↓

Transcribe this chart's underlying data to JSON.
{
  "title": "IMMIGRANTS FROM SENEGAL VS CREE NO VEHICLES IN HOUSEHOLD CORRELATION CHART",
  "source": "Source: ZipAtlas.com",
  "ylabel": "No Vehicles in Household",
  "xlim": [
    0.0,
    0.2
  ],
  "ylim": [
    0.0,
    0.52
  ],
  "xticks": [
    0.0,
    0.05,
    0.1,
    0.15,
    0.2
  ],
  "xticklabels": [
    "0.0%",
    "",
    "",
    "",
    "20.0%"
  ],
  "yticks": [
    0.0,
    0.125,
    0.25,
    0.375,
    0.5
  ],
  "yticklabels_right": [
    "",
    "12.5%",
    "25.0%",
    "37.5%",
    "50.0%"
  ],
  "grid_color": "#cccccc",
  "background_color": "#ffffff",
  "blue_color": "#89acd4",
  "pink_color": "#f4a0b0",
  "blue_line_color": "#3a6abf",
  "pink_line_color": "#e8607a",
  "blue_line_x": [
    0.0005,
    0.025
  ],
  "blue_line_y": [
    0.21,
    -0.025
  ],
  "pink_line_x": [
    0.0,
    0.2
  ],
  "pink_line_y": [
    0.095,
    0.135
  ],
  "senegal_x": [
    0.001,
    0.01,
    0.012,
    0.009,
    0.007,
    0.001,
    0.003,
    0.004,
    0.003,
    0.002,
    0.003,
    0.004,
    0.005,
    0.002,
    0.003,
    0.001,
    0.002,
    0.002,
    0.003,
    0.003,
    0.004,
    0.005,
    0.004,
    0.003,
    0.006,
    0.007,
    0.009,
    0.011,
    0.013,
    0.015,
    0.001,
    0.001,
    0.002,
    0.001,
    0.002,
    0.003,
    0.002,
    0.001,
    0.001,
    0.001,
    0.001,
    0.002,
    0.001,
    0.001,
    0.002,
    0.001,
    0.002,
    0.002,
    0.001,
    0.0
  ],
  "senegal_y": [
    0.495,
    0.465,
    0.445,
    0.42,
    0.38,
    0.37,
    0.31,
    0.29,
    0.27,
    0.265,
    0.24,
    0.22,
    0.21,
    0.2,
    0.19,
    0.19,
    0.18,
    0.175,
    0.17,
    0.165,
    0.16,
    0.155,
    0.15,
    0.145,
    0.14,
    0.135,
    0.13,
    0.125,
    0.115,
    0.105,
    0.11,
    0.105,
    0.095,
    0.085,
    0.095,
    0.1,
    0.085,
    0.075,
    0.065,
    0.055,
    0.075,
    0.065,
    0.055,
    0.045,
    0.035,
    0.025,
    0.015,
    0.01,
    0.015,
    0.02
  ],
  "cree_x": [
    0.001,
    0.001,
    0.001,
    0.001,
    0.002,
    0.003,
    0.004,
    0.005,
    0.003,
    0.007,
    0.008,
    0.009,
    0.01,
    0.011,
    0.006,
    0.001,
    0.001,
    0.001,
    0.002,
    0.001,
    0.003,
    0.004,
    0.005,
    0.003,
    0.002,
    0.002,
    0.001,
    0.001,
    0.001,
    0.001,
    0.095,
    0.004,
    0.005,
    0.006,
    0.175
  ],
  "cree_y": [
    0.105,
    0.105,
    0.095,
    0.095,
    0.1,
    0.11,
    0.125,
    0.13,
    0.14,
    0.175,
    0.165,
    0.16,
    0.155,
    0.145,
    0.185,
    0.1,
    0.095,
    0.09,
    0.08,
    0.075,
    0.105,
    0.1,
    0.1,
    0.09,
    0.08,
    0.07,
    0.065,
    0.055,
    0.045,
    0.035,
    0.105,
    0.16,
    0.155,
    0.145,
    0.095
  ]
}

↑

Given exercise: All entries shown above should be printed again exactly.

Complete answer:
Transcribe this chart's underlying data to JSON.
{
  "title": "IMMIGRANTS FROM SENEGAL VS CREE NO VEHICLES IN HOUSEHOLD CORRELATION CHART",
  "source": "Source: ZipAtlas.com",
  "ylabel": "No Vehicles in Household",
  "xlim": [
    0.0,
    0.2
  ],
  "ylim": [
    0.0,
    0.52
  ],
  "xticks": [
    0.0,
    0.05,
    0.1,
    0.15,
    0.2
  ],
  "xticklabels": [
    "0.0%",
    "",
    "",
    "",
    "20.0%"
  ],
  "yticks": [
    0.0,
    0.125,
    0.25,
    0.375,
    0.5
  ],
  "yticklabels_right": [
    "",
    "12.5%",
    "25.0%",
    "37.5%",
    "50.0%"
  ],
  "grid_color": "#cccccc",
  "background_color": "#ffffff",
  "blue_color": "#89acd4",
  "pink_color": "#f4a0b0",
  "blue_line_color": "#3a6abf",
  "pink_line_color": "#e8607a",
  "blue_line_x": [
    0.0005,
    0.025
  ],
  "blue_line_y": [
    0.21,
    -0.025
  ],
  "pink_line_x": [
    0.0,
    0.2
  ],
  "pink_line_y": [
    0.095,
    0.135
  ],
  "senegal_x": [
    0.001,
    0.01,
    0.012,
    0.009,
    0.007,
    0.001,
    0.003,
    0.004,
    0.003,
    0.002,
    0.003,
    0.004,
    0.005,
    0.002,
    0.003,
    0.001,
    0.002,
    0.002,
    0.003,
    0.003,
    0.004,
    0.005,
    0.004,
    0.003,
    0.006,
    0.007,
    0.009,
    0.011,
    0.013,
    0.015,
    0.001,
    0.001,
    0.002,
    0.001,
    0.002,
    0.003,
    0.002,
    0.001,
    0.001,
    0.001,
    0.001,
    0.002,
    0.001,
    0.001,
    0.002,
    0.001,
    0.002,
    0.002,
    0.001,
    0.0
  ],
  "senegal_y": [
    0.495,
    0.465,
    0.445,
    0.42,
    0.38,
    0.37,
    0.31,
    0.29,
    0.27,
    0.265,
    0.24,
    0.22,
    0.21,
    0.2,
    0.19,
    0.19,
    0.18,
    0.175,
    0.17,
    0.165,
    0.16,
    0.155,
    0.15,
    0.145,
    0.14,
    0.135,
    0.13,
    0.125,
    0.115,
    0.105,
    0.11,
    0.105,
    0.095,
    0.085,
    0.095,
    0.1,
    0.085,
    0.075,
    0.065,
    0.055,
    0.075,
    0.065,
    0.055,
    0.045,
    0.035,
    0.025,
    0.015,
    0.01,
    0.015,
    0.02
  ],
  "cree_x": [
    0.001,
    0.001,
    0.001,
    0.001,
    0.002,
    0.003,
    0.004,
    0.005,
    0.003,
    0.007,
    0.008,
    0.009,
    0.01,
    0.011,
    0.006,
    0.001,
    0.001,
    0.001,
    0.002,
    0.001,
    0.003,
    0.004,
    0.005,
    0.003,
    0.002,
    0.002,
    0.001,
    0.001,
    0.001,
    0.001,
    0.095,
    0.004,
    0.005,
    0.006,
    0.175
  ],
  "cree_y": [
    0.105,
    0.105,
    0.095,
    0.095,
    0.1,
    0.11,
    0.125,
    0.13,
    0.14,
    0.175,
    0.165,
    0.16,
    0.155,
    0.145,
    0.185,
    0.1,
    0.095,
    0.09,
    0.08,
    0.075,
    0.105,
    0.1,
    0.1,
    0.09,
    0.08,
    0.07,
    0.065,
    0.055,
    0.045,
    0.035,
    0.105,
    0.16,
    0.155,
    0.145,
    0.095
  ]
}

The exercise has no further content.